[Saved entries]
(begin)
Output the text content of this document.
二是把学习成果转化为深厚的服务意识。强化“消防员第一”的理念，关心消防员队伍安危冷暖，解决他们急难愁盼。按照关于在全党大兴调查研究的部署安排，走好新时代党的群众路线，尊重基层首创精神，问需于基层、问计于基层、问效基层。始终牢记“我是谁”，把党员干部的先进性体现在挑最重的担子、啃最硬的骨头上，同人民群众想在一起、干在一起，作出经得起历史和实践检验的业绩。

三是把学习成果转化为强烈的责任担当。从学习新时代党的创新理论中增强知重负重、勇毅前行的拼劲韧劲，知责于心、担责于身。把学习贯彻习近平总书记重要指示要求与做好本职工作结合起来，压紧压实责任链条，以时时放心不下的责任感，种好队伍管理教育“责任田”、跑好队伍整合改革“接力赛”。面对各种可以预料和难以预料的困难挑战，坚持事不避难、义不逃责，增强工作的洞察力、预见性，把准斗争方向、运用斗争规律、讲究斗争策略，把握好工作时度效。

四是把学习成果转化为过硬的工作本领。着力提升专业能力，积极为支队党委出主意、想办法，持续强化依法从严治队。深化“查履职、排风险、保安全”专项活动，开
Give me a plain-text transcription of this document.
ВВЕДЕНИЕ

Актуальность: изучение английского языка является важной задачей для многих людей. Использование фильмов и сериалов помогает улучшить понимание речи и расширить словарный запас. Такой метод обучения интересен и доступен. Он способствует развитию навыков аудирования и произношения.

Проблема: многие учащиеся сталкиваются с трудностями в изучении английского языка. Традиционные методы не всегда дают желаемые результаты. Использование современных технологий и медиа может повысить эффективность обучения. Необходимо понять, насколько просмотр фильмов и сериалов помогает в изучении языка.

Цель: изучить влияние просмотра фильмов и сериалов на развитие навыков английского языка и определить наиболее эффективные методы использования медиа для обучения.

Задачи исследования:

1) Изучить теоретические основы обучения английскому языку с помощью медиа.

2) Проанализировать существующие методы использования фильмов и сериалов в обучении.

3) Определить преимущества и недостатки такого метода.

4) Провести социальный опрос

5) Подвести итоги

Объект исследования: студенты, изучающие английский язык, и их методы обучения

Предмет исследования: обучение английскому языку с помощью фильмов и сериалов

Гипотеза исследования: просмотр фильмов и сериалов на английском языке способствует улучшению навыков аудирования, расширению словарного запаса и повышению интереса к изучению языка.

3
(end)
What you need to do = Exactly reproduce all of the entries above.

Worked solution =
Output the text content of this document.
二是把学习成果转化为深厚的服务意识。强化“消防员第一”的理念，关心消防员队伍安危冷暖，解决他们急难愁盼。按照关于在全党大兴调查研究的部署安排，走好新时代党的群众路线，尊重基层首创精神，问需于基层、问计于基层、问效基层。始终牢记“我是谁”，把党员干部的先进性体现在挑最重的担子、啃最硬的骨头上，同人民群众想在一起、干在一起，作出经得起历史和实践检验的业绩。

三是把学习成果转化为强烈的责任担当。从学习新时代党的创新理论中增强知重负重、勇毅前行的拼劲韧劲，知责于心、担责于身。把学习贯彻习近平总书记重要指示要求与做好本职工作结合起来，压紧压实责任链条，以时时放心不下的责任感，种好队伍管理教育“责任田”、跑好队伍整合改革“接力赛”。面对各种可以预料和难以预料的困难挑战，坚持事不避难、义不逃责，增强工作的洞察力、预见性，把准斗争方向、运用斗争规律、讲究斗争策略，把握好工作时度效。

四是把学习成果转化为过硬的工作本领。着力提升专业能力，积极为支队党委出主意、想办法，持续强化依法从严治队。深化“查履职、排风险、保安全”专项活动，开
Give me a plain-text transcription of this document.
ВВЕДЕНИЕ

Актуальность: изучение английского языка является важной задачей для многих людей. Использование фильмов и сериалов помогает улучшить понимание речи и расширить словарный запас. Такой метод обучения интересен и доступен. Он способствует развитию навыков аудирования и произношения.

Проблема: многие учащиеся сталкиваются с трудностями в изучении английского языка. Традиционные методы не всегда дают желаемые результаты. Использование современных технологий и медиа может повысить эффективность обучения. Необходимо понять, насколько просмотр фильмов и сериалов помогает в изучении языка.

Цель: изучить влияние просмотра фильмов и сериалов на развитие навыков английского языка и определить наиболее эффективные методы использования медиа для обучения.

Задачи исследования:

1) Изучить теоретические основы обучения английскому языку с помощью медиа.

2) Проанализировать существующие методы использования фильмов и сериалов в обучении.

3) Определить преимущества и недостатки такого метода.

4) Провести социальный опрос

5) Подвести итоги

Объект исследования: студенты, изучающие английский язык, и их методы обучения

Предмет исследования: обучение английскому языку с помощью фильмов и сериалов

Гипотеза исследования: просмотр фильмов и сериалов на английском языке способствует улучшению навыков аудирования, расширению словарного запаса и повышению интереса к изучению языка.

3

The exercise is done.